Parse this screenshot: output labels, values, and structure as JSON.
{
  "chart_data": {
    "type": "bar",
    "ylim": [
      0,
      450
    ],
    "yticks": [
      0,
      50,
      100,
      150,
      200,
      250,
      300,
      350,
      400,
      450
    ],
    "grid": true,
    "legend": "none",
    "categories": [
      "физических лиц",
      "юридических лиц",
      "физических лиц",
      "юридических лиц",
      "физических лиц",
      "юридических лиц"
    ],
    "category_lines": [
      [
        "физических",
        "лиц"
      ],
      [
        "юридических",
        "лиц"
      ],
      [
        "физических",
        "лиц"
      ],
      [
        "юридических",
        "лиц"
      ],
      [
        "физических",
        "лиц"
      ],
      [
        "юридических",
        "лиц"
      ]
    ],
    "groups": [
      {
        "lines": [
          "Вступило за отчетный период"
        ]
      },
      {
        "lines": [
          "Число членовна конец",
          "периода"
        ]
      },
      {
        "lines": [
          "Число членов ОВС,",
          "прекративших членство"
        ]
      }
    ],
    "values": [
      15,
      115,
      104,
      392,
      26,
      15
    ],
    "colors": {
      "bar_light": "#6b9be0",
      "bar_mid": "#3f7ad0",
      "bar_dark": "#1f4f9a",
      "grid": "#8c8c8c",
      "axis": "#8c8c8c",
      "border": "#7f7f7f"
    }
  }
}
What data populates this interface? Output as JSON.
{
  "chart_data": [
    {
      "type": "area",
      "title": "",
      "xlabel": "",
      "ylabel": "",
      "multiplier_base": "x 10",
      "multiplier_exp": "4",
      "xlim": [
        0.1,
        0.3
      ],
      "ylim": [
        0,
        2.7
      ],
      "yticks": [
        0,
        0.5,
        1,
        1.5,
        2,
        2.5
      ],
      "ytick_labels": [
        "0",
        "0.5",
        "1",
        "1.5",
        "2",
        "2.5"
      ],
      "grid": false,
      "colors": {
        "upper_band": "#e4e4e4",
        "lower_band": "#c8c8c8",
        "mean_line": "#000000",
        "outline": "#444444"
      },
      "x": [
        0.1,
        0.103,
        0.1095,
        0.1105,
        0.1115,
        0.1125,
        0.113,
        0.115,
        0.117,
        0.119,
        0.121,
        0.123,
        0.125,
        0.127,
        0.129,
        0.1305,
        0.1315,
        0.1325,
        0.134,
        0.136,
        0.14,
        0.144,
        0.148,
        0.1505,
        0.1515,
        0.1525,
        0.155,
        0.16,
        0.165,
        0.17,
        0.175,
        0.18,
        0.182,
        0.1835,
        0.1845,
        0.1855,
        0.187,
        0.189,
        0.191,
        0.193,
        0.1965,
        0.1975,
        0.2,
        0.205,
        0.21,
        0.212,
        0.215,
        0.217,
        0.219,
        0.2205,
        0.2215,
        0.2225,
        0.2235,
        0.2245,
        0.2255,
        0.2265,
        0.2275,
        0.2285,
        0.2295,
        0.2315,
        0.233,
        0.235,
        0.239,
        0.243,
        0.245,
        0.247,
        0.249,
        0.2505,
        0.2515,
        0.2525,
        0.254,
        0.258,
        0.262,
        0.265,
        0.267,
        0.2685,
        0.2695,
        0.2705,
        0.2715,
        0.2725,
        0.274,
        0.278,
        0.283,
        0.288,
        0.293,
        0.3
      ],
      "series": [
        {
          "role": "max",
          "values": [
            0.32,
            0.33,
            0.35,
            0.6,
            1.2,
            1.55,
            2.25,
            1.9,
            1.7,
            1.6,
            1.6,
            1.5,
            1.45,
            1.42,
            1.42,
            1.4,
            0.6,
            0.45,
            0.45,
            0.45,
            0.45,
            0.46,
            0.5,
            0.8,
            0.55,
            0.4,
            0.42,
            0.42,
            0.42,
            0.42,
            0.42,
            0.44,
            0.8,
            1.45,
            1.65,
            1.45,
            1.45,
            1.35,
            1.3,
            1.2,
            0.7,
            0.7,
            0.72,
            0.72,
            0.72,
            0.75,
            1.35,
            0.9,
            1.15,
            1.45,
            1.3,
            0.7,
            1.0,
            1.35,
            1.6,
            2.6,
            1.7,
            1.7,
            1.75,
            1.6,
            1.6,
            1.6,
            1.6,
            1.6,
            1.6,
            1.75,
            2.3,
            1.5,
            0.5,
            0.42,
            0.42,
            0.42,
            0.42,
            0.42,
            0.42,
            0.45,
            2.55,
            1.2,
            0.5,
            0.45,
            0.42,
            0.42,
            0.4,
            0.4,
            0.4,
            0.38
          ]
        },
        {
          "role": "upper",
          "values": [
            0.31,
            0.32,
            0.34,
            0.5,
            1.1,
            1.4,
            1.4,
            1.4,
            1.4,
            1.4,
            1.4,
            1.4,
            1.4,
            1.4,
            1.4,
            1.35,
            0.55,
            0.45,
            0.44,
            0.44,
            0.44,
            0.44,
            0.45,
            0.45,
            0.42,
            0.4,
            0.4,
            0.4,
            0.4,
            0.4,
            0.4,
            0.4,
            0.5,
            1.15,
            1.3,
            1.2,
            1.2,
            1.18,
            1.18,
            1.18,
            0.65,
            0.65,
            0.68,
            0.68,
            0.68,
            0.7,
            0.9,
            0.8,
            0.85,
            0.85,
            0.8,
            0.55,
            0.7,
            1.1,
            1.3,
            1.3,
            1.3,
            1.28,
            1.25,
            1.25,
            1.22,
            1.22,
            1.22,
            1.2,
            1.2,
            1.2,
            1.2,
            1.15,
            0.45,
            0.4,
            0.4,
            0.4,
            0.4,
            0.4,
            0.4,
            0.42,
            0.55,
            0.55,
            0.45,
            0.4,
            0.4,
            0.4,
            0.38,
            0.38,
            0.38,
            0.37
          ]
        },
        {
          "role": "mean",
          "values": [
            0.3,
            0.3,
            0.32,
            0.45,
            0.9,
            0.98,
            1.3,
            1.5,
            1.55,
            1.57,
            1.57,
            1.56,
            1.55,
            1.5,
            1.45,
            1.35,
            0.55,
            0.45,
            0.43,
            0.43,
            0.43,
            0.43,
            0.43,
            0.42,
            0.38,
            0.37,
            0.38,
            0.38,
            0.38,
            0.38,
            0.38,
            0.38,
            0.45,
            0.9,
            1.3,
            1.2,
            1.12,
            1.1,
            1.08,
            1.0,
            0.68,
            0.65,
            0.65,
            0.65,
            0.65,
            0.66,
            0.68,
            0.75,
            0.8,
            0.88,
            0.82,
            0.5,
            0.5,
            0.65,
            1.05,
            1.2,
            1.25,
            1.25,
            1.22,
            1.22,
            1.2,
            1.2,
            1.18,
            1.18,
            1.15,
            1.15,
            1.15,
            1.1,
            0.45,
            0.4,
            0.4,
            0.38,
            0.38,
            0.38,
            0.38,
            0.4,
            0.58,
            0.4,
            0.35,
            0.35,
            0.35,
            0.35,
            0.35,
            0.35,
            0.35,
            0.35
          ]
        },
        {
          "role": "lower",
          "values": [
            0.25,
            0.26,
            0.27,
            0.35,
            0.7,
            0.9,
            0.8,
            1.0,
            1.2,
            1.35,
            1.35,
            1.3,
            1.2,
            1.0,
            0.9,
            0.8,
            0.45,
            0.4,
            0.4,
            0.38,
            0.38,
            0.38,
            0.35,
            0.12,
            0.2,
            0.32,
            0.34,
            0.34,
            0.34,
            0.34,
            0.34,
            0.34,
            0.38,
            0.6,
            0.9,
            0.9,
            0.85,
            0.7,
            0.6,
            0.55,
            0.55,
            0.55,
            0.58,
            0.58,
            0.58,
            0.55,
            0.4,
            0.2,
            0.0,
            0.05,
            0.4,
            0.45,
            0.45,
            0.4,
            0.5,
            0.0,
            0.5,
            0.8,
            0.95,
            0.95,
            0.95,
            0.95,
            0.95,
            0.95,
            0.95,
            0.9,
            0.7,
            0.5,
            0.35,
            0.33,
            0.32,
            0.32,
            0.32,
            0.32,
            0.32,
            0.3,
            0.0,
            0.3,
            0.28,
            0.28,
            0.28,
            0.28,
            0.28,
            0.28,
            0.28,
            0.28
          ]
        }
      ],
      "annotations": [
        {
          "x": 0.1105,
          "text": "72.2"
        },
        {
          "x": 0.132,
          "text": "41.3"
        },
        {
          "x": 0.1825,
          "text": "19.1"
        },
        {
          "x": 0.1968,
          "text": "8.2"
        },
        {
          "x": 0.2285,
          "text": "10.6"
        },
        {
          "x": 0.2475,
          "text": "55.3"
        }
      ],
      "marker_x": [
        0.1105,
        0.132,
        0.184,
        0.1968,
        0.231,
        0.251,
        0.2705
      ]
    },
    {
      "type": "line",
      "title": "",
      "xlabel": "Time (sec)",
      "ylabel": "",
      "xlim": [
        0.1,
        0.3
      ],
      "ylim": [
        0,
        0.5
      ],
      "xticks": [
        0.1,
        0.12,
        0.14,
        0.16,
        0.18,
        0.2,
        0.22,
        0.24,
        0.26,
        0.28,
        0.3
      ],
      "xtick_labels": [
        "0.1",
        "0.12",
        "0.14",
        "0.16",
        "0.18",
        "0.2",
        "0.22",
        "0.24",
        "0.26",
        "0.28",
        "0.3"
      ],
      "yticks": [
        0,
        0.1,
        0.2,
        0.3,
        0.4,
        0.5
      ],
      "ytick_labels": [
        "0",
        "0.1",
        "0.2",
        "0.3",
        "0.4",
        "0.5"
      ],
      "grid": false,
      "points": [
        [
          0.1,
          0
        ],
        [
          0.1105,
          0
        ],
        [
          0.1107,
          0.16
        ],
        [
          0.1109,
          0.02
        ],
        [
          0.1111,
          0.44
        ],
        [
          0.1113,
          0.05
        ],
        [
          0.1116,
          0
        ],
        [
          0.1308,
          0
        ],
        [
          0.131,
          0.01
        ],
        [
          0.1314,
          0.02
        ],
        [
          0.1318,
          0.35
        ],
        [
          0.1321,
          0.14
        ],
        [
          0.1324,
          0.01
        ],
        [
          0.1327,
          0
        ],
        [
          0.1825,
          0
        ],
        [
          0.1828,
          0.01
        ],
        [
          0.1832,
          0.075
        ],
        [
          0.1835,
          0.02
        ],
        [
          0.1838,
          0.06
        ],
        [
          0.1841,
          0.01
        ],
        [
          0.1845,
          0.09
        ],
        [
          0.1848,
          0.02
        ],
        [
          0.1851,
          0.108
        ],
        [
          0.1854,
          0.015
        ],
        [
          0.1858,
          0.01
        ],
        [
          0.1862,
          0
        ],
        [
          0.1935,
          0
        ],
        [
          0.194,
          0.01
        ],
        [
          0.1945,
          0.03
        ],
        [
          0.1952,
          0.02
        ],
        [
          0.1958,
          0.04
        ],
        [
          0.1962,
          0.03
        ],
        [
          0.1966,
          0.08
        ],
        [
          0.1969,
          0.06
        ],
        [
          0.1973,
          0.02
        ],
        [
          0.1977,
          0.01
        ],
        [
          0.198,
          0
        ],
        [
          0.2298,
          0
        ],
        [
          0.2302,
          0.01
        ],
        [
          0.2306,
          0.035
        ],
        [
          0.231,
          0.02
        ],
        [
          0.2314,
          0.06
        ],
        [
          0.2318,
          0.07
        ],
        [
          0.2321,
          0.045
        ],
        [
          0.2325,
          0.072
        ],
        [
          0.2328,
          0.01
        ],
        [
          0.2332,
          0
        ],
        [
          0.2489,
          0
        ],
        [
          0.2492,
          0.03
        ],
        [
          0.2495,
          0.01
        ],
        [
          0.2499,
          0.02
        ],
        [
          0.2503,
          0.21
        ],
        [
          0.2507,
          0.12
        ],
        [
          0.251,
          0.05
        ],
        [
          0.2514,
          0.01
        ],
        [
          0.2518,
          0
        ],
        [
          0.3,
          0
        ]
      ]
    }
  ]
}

### INSTRUCTIONS TO FOLLOW
Scan the material above and determine how many lines include the word "this"; report only the number.

### COMPLETE OUTPUT
2